Work to do. Return all of the entries word for word, but omit the pictures they contain.

━━━━━ Dataset rows ━━━━━

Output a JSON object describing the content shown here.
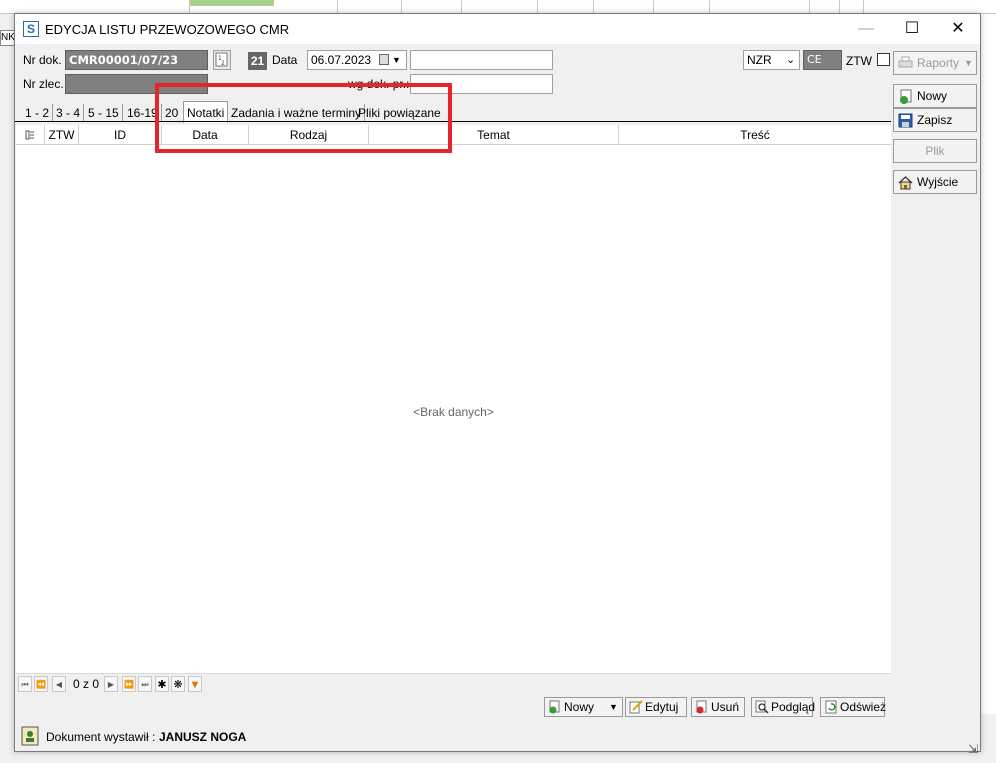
{
  "background": {
    "left_fragment": "NKA"
  },
  "window": {
    "title": "EDYCJA LISTU PRZEWOZOWEGO CMR",
    "app_icon_letter": "S",
    "minimize_glyph": "—",
    "maximize_glyph": "☐",
    "close_glyph": "✕"
  },
  "form": {
    "nr_dok_label": "Nr dok.",
    "nr_dok_value": "CMR00001/07/23",
    "nr_zlec_label": "Nr zlec.",
    "nr_zlec_value": "",
    "day_badge": "21",
    "data_label": "Data",
    "data_value": "06.07.2023",
    "extra_field_value": "",
    "wg_dok_label": "wg dok. pr.:",
    "wg_dok_value": "",
    "nzr_value": "NZR",
    "ce_value": "CE",
    "ztw_label": "ZTW"
  },
  "tabs": [
    {
      "label": "1 - 2"
    },
    {
      "label": "3 - 4"
    },
    {
      "label": "5 - 15"
    },
    {
      "label": "16-19"
    },
    {
      "label": "20"
    },
    {
      "label": "Notatki",
      "active": true
    },
    {
      "label": "Zadania i ważne terminy"
    },
    {
      "label": "Pliki powiązane"
    }
  ],
  "grid": {
    "columns": [
      "ZTW",
      "ID",
      "Data",
      "Rodzaj",
      "Temat",
      "Treść"
    ],
    "rows": [],
    "empty_message": "<Brak danych>"
  },
  "navigator": {
    "position": "0 z 0"
  },
  "bottom_buttons": {
    "nowy": "Nowy",
    "edytuj": "Edytuj",
    "usun": "Usuń",
    "podglad": "Podgląd",
    "odswiez": "Odśwież"
  },
  "side_buttons": {
    "raporty": "Raporty",
    "nowy": "Nowy",
    "zapisz": "Zapisz",
    "plik": "Plik",
    "wyjscie": "Wyjście"
  },
  "status": {
    "label": "Dokument wystawił :",
    "user": "JANUSZ NOGA"
  },
  "colors": {
    "highlight": "#e3262b",
    "grey_field": "#808080"
  }
}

━━━━━

Solution.
Output a JSON object describing the content shown here.
{
  "background": {
    "left_fragment": "NKA"
  },
  "window": {
    "title": "EDYCJA LISTU PRZEWOZOWEGO CMR",
    "app_icon_letter": "S",
    "minimize_glyph": "—",
    "maximize_glyph": "☐",
    "close_glyph": "✕"
  },
  "form": {
    "nr_dok_label": "Nr dok.",
    "nr_dok_value": "CMR00001/07/23",
    "nr_zlec_label": "Nr zlec.",
    "nr_zlec_value": "",
    "day_badge": "21",
    "data_label": "Data",
    "data_value": "06.07.2023",
    "extra_field_value": "",
    "wg_dok_label": "wg dok. pr.:",
    "wg_dok_value": "",
    "nzr_value": "NZR",
    "ce_value": "CE",
    "ztw_label": "ZTW"
  },
  "tabs": [
    {
      "label": "1 - 2"
    },
    {
      "label": "3 - 4"
    },
    {
      "label": "5 - 15"
    },
    {
      "label": "16-19"
    },
    {
      "label": "20"
    },
    {
      "label": "Notatki",
      "active": true
    },
    {
      "label": "Zadania i ważne terminy"
    },
    {
      "label": "Pliki powiązane"
    }
  ],
  "grid": {
    "columns": [
      "ZTW",
      "ID",
      "Data",
      "Rodzaj",
      "Temat",
      "Treść"
    ],
    "rows": [],
    "empty_message": "<Brak danych>"
  },
  "navigator": {
    "position": "0 z 0"
  },
  "bottom_buttons": {
    "nowy": "Nowy",
    "edytuj": "Edytuj",
    "usun": "Usuń",
    "podglad": "Podgląd",
    "odswiez": "Odśwież"
  },
  "side_buttons": {
    "raporty": "Raporty",
    "nowy": "Nowy",
    "zapisz": "Zapisz",
    "plik": "Plik",
    "wyjscie": "Wyjście"
  },
  "status": {
    "label": "Dokument wystawił :",
    "user": "JANUSZ NOGA"
  },
  "colors": {
    "highlight": "#e3262b",
    "grey_field": "#808080"
  }
}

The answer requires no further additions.